_Problem description:_ Turn the lines of every record below into a numbered list, leaving out any blank lines.

======== Supplied material ========

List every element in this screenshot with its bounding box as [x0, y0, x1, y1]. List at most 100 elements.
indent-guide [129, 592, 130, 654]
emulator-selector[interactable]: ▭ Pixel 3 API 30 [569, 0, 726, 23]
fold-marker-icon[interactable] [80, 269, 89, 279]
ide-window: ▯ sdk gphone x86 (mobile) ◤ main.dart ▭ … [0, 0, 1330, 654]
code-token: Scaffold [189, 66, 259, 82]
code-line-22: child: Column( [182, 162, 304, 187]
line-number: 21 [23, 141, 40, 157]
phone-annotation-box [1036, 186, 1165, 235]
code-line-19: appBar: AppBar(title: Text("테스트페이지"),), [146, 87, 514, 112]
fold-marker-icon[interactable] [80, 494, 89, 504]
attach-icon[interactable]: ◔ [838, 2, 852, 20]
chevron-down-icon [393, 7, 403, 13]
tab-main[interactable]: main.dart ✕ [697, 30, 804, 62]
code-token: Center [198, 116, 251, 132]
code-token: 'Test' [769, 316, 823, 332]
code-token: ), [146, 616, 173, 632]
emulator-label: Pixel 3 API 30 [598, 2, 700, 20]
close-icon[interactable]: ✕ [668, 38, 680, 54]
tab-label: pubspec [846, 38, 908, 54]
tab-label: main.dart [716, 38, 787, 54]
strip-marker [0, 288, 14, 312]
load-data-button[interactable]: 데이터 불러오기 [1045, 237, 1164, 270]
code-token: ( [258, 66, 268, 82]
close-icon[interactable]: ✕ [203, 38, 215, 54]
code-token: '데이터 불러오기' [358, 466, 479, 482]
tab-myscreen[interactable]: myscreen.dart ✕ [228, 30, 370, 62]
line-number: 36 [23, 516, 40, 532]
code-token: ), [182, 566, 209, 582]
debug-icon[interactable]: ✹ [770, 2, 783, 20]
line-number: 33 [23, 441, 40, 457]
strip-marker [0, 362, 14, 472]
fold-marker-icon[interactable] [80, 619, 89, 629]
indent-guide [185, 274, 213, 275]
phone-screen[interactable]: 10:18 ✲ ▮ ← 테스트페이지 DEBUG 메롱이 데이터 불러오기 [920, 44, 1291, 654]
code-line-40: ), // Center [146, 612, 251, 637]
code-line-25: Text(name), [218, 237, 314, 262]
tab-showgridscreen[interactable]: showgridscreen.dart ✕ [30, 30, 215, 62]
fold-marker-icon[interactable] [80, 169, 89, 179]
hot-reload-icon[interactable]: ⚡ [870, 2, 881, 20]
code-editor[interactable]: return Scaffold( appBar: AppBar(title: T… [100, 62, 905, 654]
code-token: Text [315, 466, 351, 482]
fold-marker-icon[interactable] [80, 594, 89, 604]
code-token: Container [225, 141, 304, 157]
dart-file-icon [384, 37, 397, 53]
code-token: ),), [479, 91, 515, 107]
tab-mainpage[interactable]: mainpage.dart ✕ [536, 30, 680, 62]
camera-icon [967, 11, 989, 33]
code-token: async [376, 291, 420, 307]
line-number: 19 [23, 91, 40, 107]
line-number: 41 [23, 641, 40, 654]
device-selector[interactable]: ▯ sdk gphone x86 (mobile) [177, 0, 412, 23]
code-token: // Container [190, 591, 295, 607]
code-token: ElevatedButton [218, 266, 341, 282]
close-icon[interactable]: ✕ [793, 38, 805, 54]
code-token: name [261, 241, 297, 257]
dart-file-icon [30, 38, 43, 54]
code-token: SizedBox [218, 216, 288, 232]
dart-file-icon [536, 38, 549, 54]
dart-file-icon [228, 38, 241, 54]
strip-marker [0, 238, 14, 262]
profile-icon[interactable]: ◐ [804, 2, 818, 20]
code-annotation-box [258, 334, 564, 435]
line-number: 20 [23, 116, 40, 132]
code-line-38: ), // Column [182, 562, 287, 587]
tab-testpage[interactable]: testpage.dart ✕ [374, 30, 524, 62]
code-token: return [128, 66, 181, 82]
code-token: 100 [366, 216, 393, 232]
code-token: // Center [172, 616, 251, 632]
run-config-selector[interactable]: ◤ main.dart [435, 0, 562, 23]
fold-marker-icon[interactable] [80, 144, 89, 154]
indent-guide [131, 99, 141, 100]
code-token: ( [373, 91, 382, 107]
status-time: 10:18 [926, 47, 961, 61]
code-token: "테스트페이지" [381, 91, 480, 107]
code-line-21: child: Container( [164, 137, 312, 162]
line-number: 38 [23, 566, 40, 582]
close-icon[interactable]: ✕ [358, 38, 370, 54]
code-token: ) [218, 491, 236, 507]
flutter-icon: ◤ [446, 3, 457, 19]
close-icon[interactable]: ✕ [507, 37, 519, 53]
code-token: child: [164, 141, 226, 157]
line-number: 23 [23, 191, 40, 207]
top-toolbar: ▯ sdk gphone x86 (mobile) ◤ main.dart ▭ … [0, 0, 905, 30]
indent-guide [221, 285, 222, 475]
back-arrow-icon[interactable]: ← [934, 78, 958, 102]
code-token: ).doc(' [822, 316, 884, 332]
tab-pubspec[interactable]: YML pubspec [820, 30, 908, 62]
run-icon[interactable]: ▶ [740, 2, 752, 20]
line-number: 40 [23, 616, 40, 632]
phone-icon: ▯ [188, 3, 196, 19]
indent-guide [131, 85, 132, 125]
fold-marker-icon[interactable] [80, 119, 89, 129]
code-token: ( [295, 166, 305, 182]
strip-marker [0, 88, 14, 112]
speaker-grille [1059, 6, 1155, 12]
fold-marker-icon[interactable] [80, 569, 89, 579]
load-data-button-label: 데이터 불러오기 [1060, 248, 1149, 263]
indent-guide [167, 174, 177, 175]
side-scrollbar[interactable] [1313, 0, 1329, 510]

========

_Correct answer:_
1. List every element in this screenshot with its bounding box as [x0, y0, x1, y1]. List at most 100 elements.
2. indent-guide [129, 592, 130, 654]
3. emulator-selector[interactable]: ▭ Pixel 3 API 30 [569, 0, 726, 23]
4. fold-marker-icon[interactable] [80, 269, 89, 279]
5. ide-window: ▯ sdk gphone x86 (mobile) ◤ main.dart ▭ … [0, 0, 1330, 654]
6. code-token: Scaffold [189, 66, 259, 82]
7. code-line-22: child: Column( [182, 162, 304, 187]
8. line-number: 21 [23, 141, 40, 157]
9. phone-annotation-box [1036, 186, 1165, 235]
10. code-line-19: appBar: AppBar(title: Text("테스트페이지"),), [146, 87, 514, 112]
11. fold-marker-icon[interactable] [80, 494, 89, 504]
12. attach-icon[interactable]: ◔ [838, 2, 852, 20]
13. chevron-down-icon [393, 7, 403, 13]
14. tab-main[interactable]: main.dart ✕ [697, 30, 804, 62]
15. code-token: Center [198, 116, 251, 132]
16. code-token: 'Test' [769, 316, 823, 332]
17. code-token: ), [146, 616, 173, 632]
18. emulator-label: Pixel 3 API 30 [598, 2, 700, 20]
19. close-icon[interactable]: ✕ [668, 38, 680, 54]
20. tab-label: pubspec [846, 38, 908, 54]
21. tab-label: main.dart [716, 38, 787, 54]
22. strip-marker [0, 288, 14, 312]
23. load-data-button[interactable]: 데이터 불러오기 [1045, 237, 1164, 270]
24. code-token: ( [258, 66, 268, 82]
25. close-icon[interactable]: ✕ [203, 38, 215, 54]
26. code-token: '데이터 불러오기' [358, 466, 479, 482]
27. tab-myscreen[interactable]: myscreen.dart ✕ [228, 30, 370, 62]
28. line-number: 36 [23, 516, 40, 532]
29. code-token: ), [182, 566, 209, 582]
30. debug-icon[interactable]: ✹ [770, 2, 783, 20]
31. line-number: 33 [23, 441, 40, 457]
32. strip-marker [0, 362, 14, 472]
33. fold-marker-icon[interactable] [80, 619, 89, 629]
34. indent-guide [185, 274, 213, 275]
35. phone-screen[interactable]: 10:18 ✲ ▮ ← 테스트페이지 DEBUG 메롱이 데이터 불러오기 [920, 44, 1291, 654]
36. code-line-40: ), // Center [146, 612, 251, 637]
37. code-line-25: Text(name), [218, 237, 314, 262]
38. tab-showgridscreen[interactable]: showgridscreen.dart ✕ [30, 30, 215, 62]
39. fold-marker-icon[interactable] [80, 169, 89, 179]
40. hot-reload-icon[interactable]: ⚡ [870, 2, 881, 20]
41. code-editor[interactable]: return Scaffold( appBar: AppBar(title: T… [100, 62, 905, 654]
42. code-token: Text [315, 466, 351, 482]
43. fold-marker-icon[interactable] [80, 594, 89, 604]
44. code-token: Container [225, 141, 304, 157]
45. dart-file-icon [384, 37, 397, 53]
46. code-token: ),), [479, 91, 515, 107]
47. tab-mainpage[interactable]: mainpage.dart ✕ [536, 30, 680, 62]
48. camera-icon [967, 11, 989, 33]
49. code-token: async [376, 291, 420, 307]
50. line-number: 19 [23, 91, 40, 107]
51. line-number: 41 [23, 641, 40, 654]
52. device-selector[interactable]: ▯ sdk gphone x86 (mobile) [177, 0, 412, 23]
53. code-token: // Container [190, 591, 295, 607]
54. code-token: ElevatedButton [218, 266, 341, 282]
55. close-icon[interactable]: ✕ [793, 38, 805, 54]
56. code-token: name [261, 241, 297, 257]
57. dart-file-icon [30, 38, 43, 54]
58. code-token: SizedBox [218, 216, 288, 232]
59. dart-file-icon [536, 38, 549, 54]
60. dart-file-icon [228, 38, 241, 54]
61. strip-marker [0, 238, 14, 262]
62. profile-icon[interactable]: ◐ [804, 2, 818, 20]
63. code-annotation-box [258, 334, 564, 435]
64. line-number: 20 [23, 116, 40, 132]
65. code-line-38: ), // Column [182, 562, 287, 587]
66. tab-testpage[interactable]: testpage.dart ✕ [374, 30, 524, 62]
67. code-token: return [128, 66, 181, 82]
68. code-token: 100 [366, 216, 393, 232]
69. code-token: // Center [172, 616, 251, 632]
70. run-config-selector[interactable]: ◤ main.dart [435, 0, 562, 23]
71. fold-marker-icon[interactable] [80, 144, 89, 154]
72. indent-guide [131, 99, 141, 100]
73. code-token: ( [373, 91, 382, 107]
74. status-time: 10:18 [926, 47, 961, 61]
75. code-token: "테스트페이지" [381, 91, 480, 107]
76. code-line-21: child: Container( [164, 137, 312, 162]
77. line-number: 38 [23, 566, 40, 582]
78. close-icon[interactable]: ✕ [358, 38, 370, 54]
79. code-token: ) [218, 491, 236, 507]
80. flutter-icon: ◤ [446, 3, 457, 19]
81. close-icon[interactable]: ✕ [507, 37, 519, 53]
82. code-token: child: [164, 141, 226, 157]
83. line-number: 23 [23, 191, 40, 207]
84. top-toolbar: ▯ sdk gphone x86 (mobile) ◤ main.dart ▭ … [0, 0, 905, 30]
85. indent-guide [221, 285, 222, 475]
86. back-arrow-icon[interactable]: ← [934, 78, 958, 102]
87. code-token: ).doc(' [822, 316, 884, 332]
88. tab-pubspec[interactable]: YML pubspec [820, 30, 908, 62]
89. run-icon[interactable]: ▶ [740, 2, 752, 20]
90. line-number: 40 [23, 616, 40, 632]
91. phone-icon: ▯ [188, 3, 196, 19]
92. indent-guide [131, 85, 132, 125]
93. fold-marker-icon[interactable] [80, 119, 89, 129]
94. code-token: ( [295, 166, 305, 182]
95. strip-marker [0, 88, 14, 112]
96. speaker-grille [1059, 6, 1155, 12]
97. fold-marker-icon[interactable] [80, 569, 89, 579]
98. load-data-button-label: 데이터 불러오기 [1060, 248, 1149, 263]
99. indent-guide [167, 174, 177, 175]
100. side-scrollbar[interactable] [1313, 0, 1329, 510]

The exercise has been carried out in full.